--- Information given ---

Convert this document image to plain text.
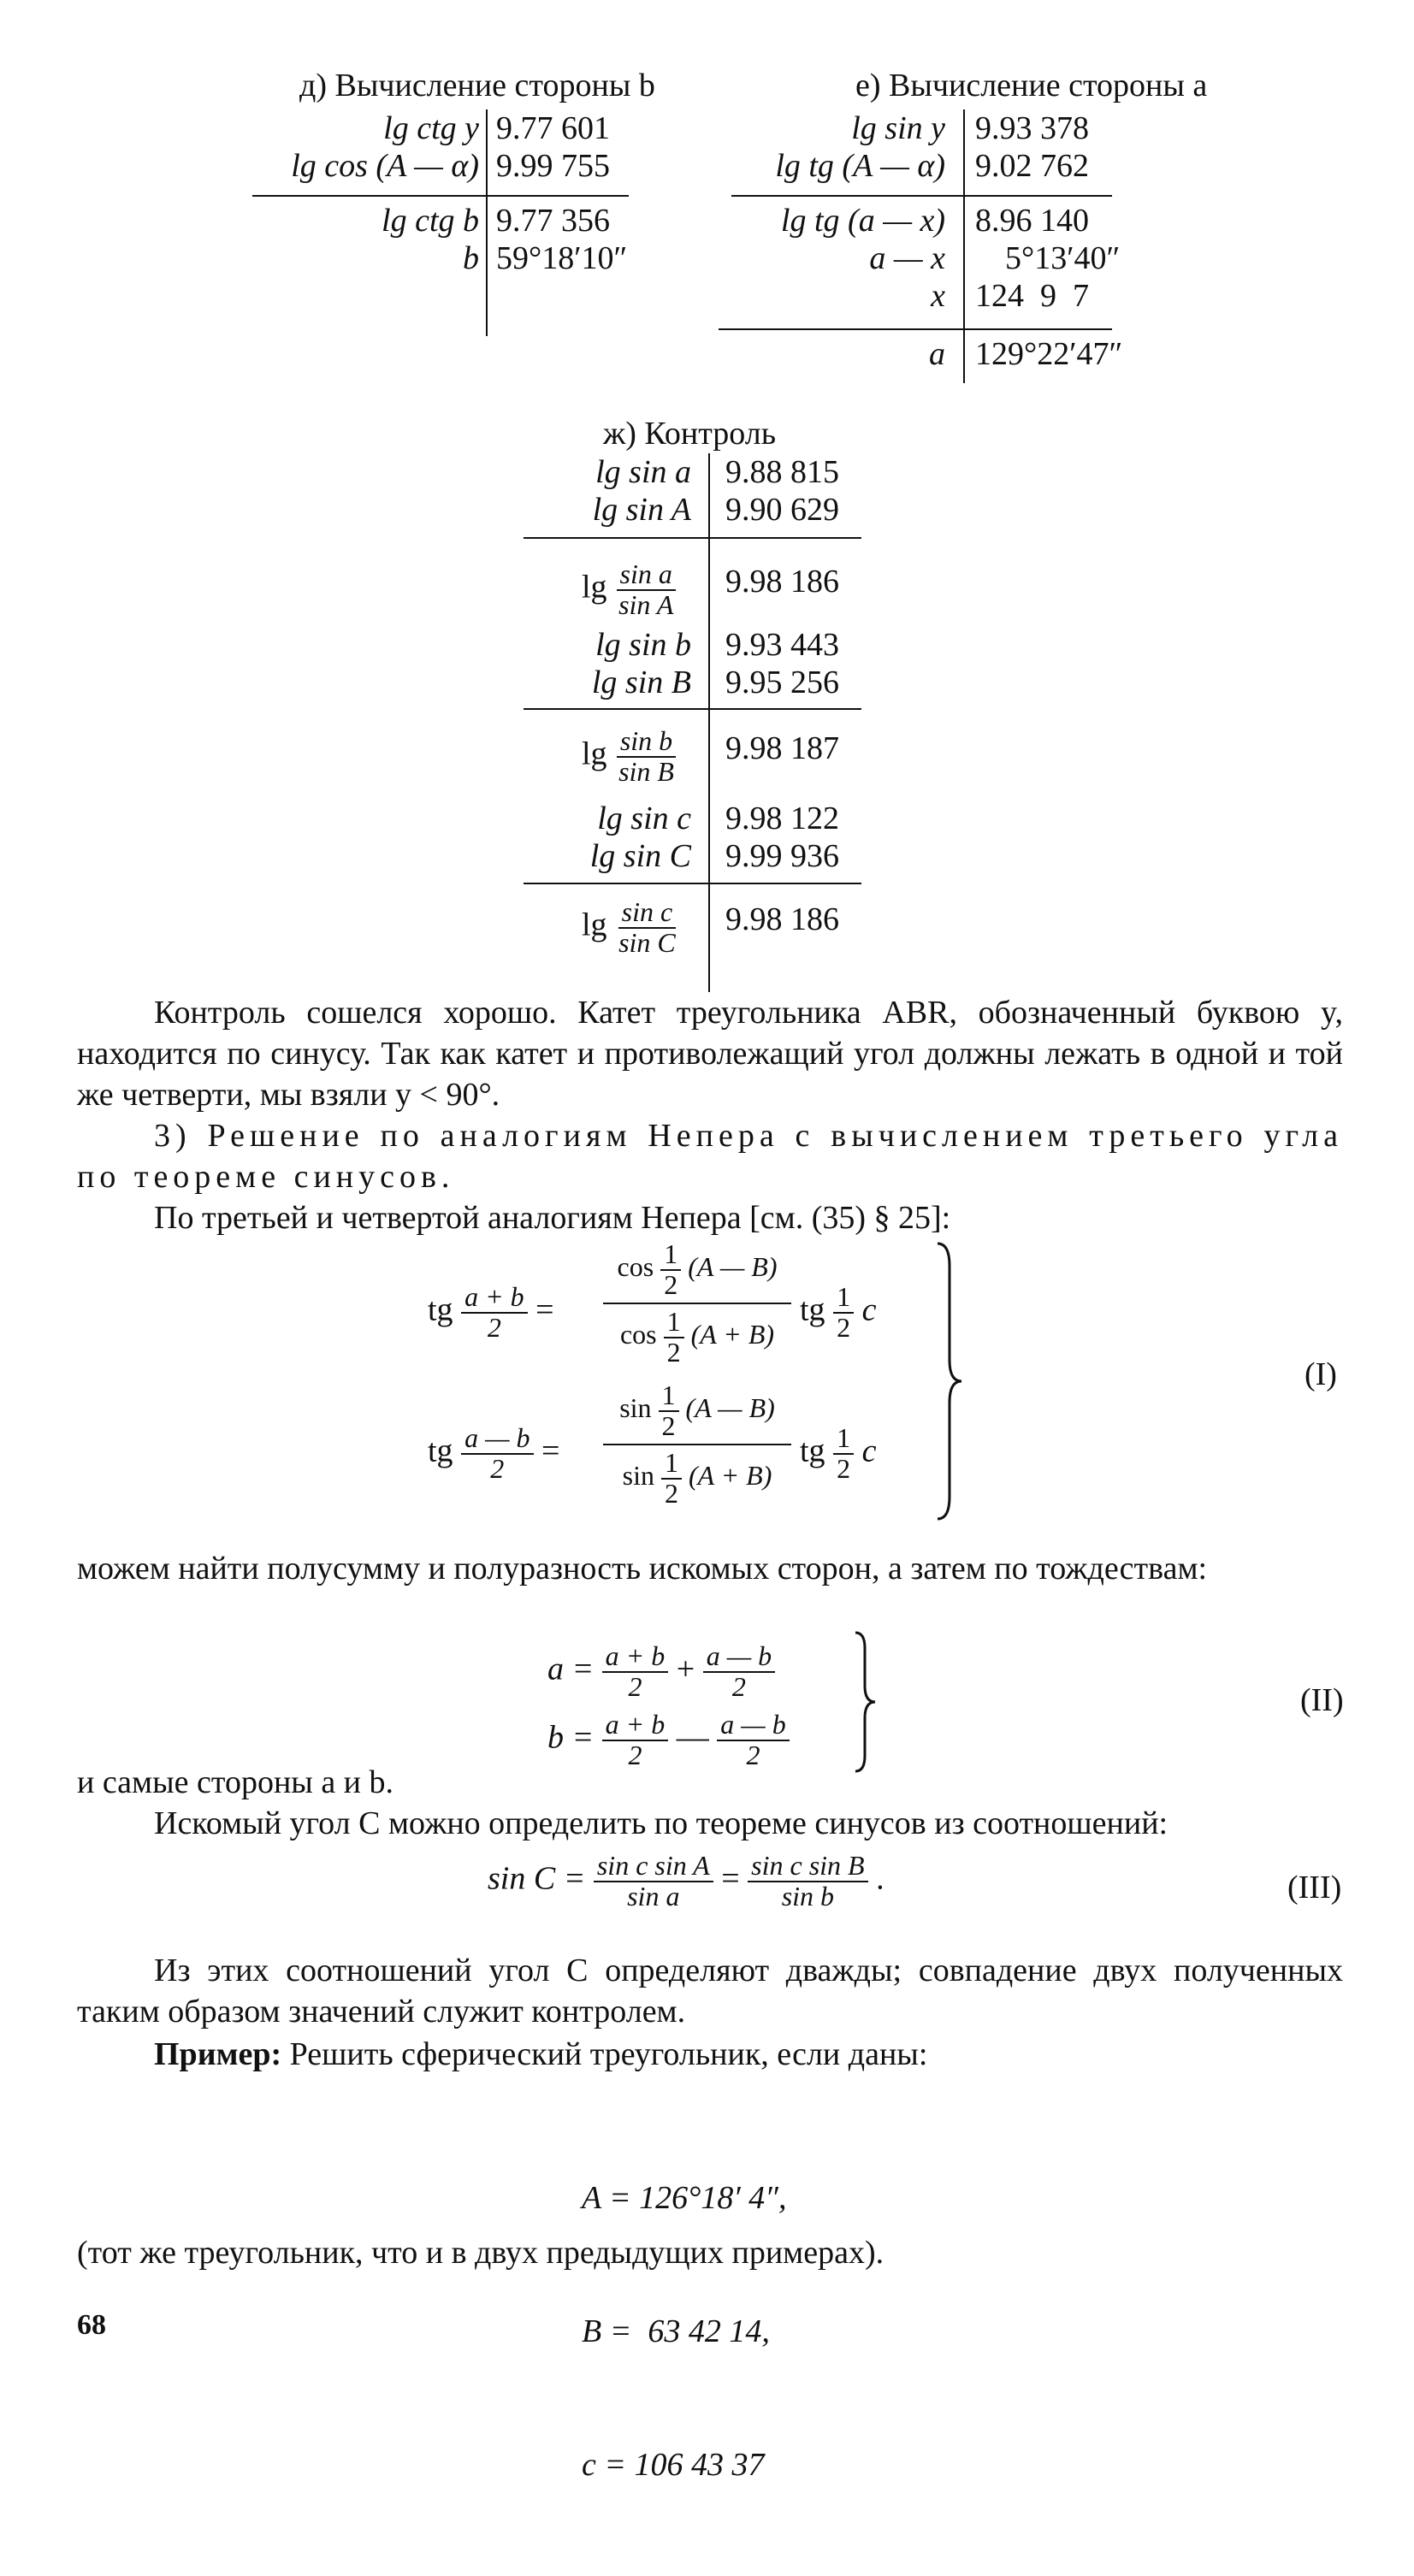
д) Вычисление стороны b
lg ctg y 9.77 601
lg cos (A — α) 9.99 755
lg ctg b 9.77 356
b 59°18′10″
е) Вычисление стороны a
lg sin y 9.93 378
lg tg (A — α) 9.02 762
lg tg (a — x) 8.96 140
a — x 5°13′40″
x 124  9  7
a 129°22′47″
ж) Контроль
lg sin a 9.88 815
lg sin A 9.90 629
$\lg \frac{\text{sin a}}{\text{sin A}} 9.98$ 186
lg sin b 9.93 443
lg sin B 9.95 256
$\lg \frac{\text{sin b}}{\text{sin B}} 9.98$ 187
lg sin c 9.98 122
lg sin C 9.99 936
$\lg \frac{\text{sin c}}{\text{sin C}} 9.98$ 186
Контроль сошелся хорошо. Катет треугольника ABR, обозначенный буквою y, находится по синусу. Так как катет и противолежащий угол должны лежать в одной и той же четверти, мы взяли y < 90°.
3) Решение по аналогиям Непера с вычислением третьего угла по теореме синусов.
По третьей и четвертой аналогиям Непера [см. (35) § 25]:
tg $\frac{a + b}{2}$ =
$\cos \frac{1}{2} (A$ — B)
$\cos \frac{1}{2} (A + B)$
tg $\frac{1}{2}$ c
tg $\frac{a — b}{2}$ =
$\sin \frac{1}{2} (A$ — B)
$\sin \frac{1}{2} (A + B)$
tg $\frac{1}{2}$ c
(I)
можем найти полусумму и полуразность искомых сторон, а затем по тождествам:
$a = \frac{a + b}{2} + \frac{a — b}{2}$
$b = \frac{a + b}{2}$ — $\frac{a — b}{2}$
(II)
и самые стороны a и b.
Искомый угол C можно определить по теореме синусов из соотношений:
$\sin C = \frac{\text{sin c sin A}}{\text{sin a}} = \frac{\text{sin c sin B}}{\text{sin b}}$ .	(III)
Из этих соотношений угол C определяют дважды; совпадение двух полученных таким образом значений служит контролем.
Пример: Решить сферический треугольник, если даны:

A = 126°18′ 4″,

B =  63 42 14,

c = 106 43 37

(тот же треугольник, что и в двух предыдущих примерах).
68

---

Exercise directions: From the records above, copy every line that holds the word "двух".

Response to this task:
Из этих соотношений угол C определяют дважды; совпадение двух полученных таким образом значений служит контролем.
(тот же треугольник, что и в двух предыдущих примерах).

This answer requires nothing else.